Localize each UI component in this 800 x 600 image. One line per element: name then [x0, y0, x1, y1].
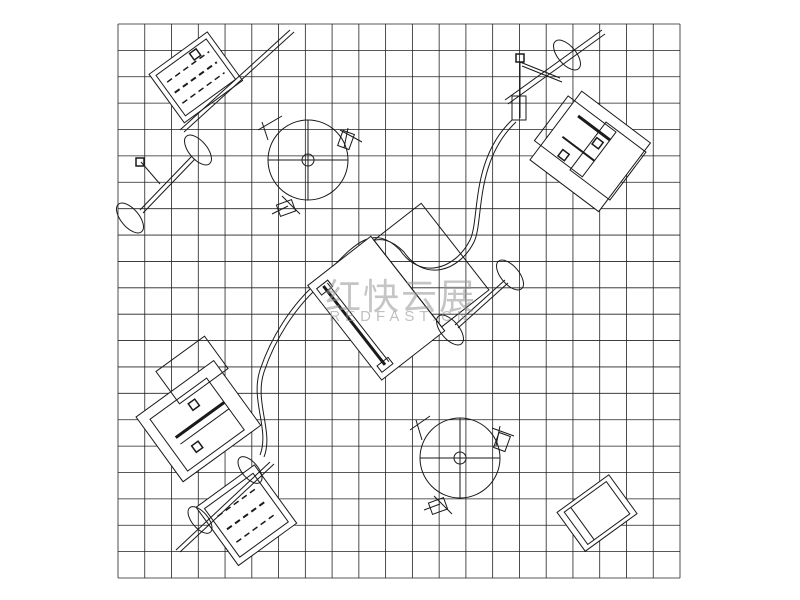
watermark-chinese: 红快云展: [324, 277, 477, 318]
round-table-set-bottom: [409, 415, 515, 516]
cabinet-bottom-right: [556, 474, 638, 552]
side-table-top-left: [116, 134, 212, 234]
counter-unit-center: [307, 202, 490, 381]
counter-unit-left: [135, 335, 262, 483]
floor-grid: [117, 23, 681, 579]
round-table-set-top: [257, 115, 363, 218]
side-table-center: [436, 259, 524, 346]
counter-unit-bottom-left: [175, 456, 298, 567]
counter-unit-top-left: [148, 29, 295, 133]
counter-unit-top-right: [504, 29, 652, 213]
side-table-top-right: [511, 39, 581, 121]
watermark-english: REDFAST.CN: [329, 308, 473, 325]
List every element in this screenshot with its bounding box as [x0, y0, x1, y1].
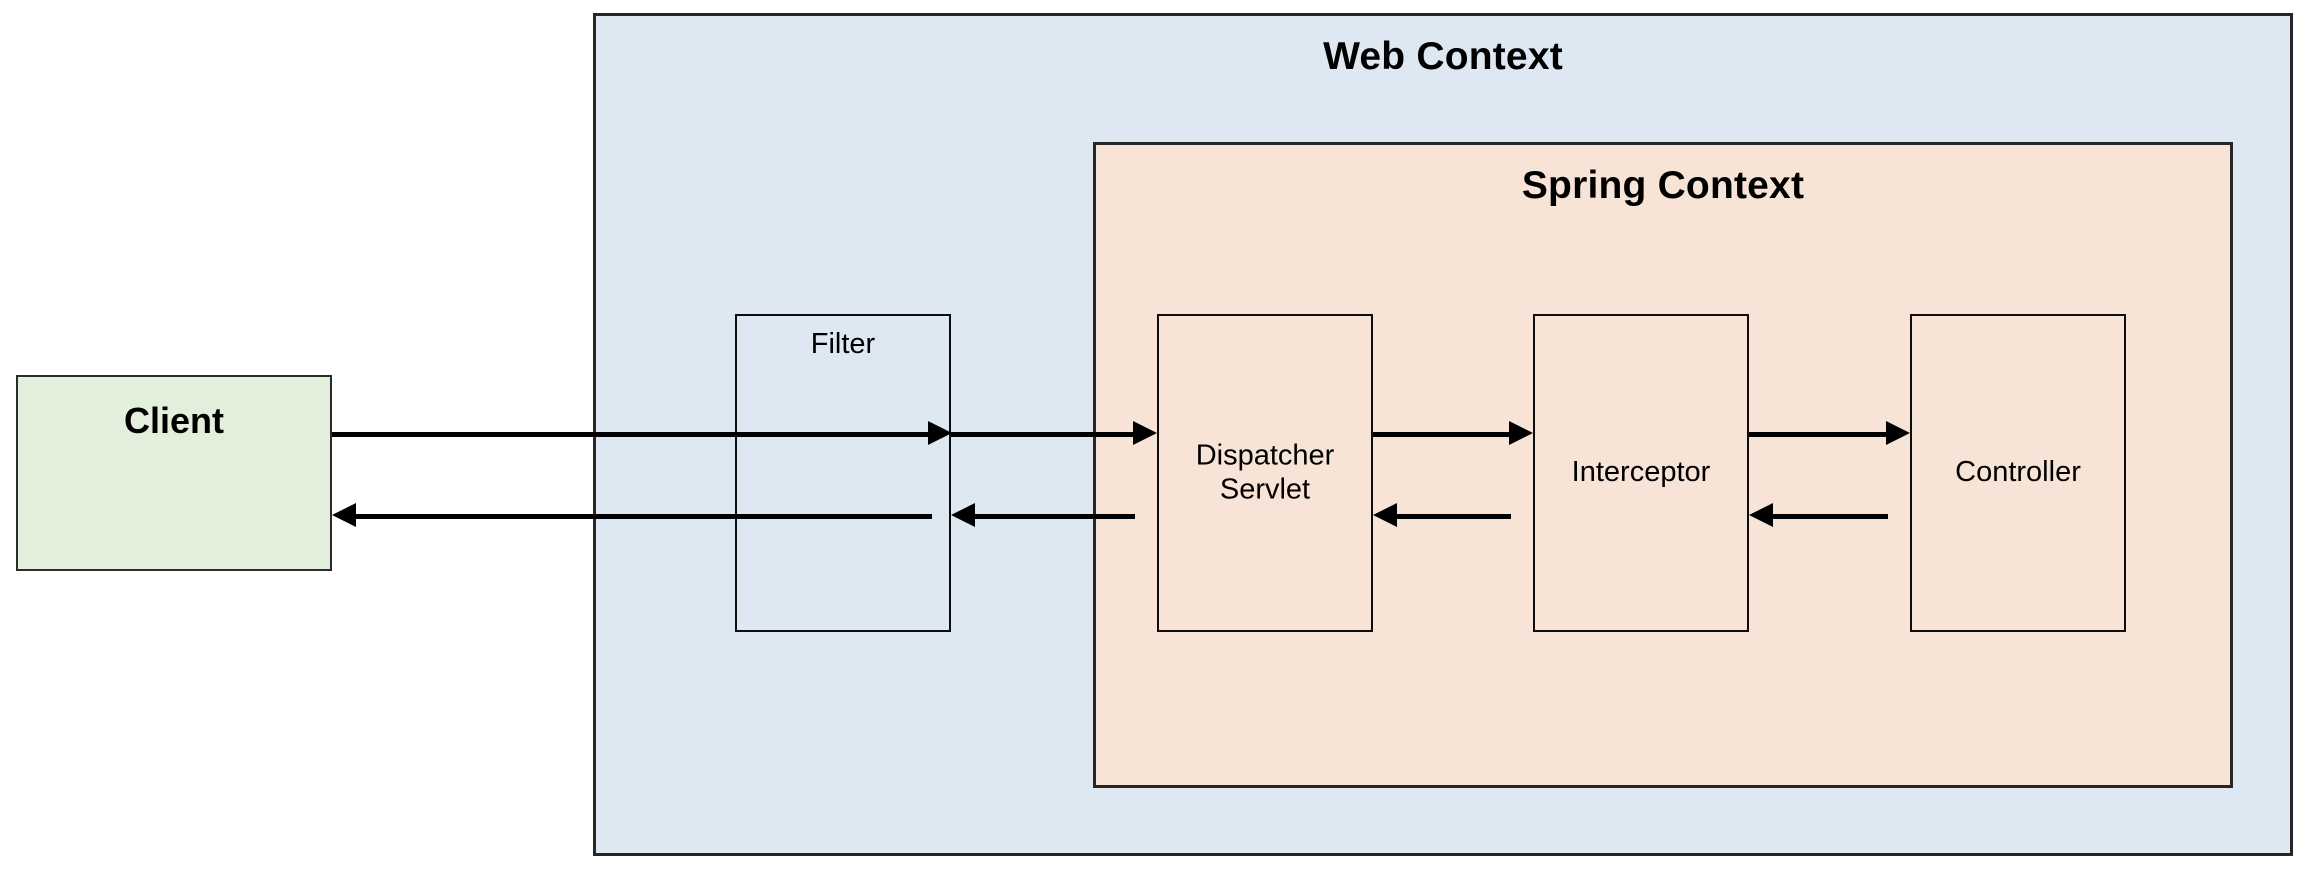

## Given instruction
Put the rows above into a numbered list, dropping any blank lines and leaving out the pictures.

## Answer in full
1. Localize each UI component in this 800 x 600 image. One line per element: name then [x0, y0, x1, y1].
2. watermark-chinese: 红快云展: [324, 277, 477, 318]
3. round-table-set-bottom: [409, 415, 515, 516]
4. cabinet-bottom-right: [556, 474, 638, 552]
5. side-table-top-left: [116, 134, 212, 234]
6. counter-unit-center: [307, 202, 490, 381]
7. counter-unit-left: [135, 335, 262, 483]
8. floor-grid: [117, 23, 681, 579]
9. round-table-set-top: [257, 115, 363, 218]
10. side-table-center: [436, 259, 524, 346]
11. counter-unit-bottom-left: [175, 456, 298, 567]
12. counter-unit-top-left: [148, 29, 295, 133]
13. counter-unit-top-right: [504, 29, 652, 213]
14. side-table-top-right: [511, 39, 581, 121]
15. watermark-english: REDFAST.CN: [329, 308, 473, 325]
16. List every element in this screenshot with its bounding box as [x0, y0, x1, y1].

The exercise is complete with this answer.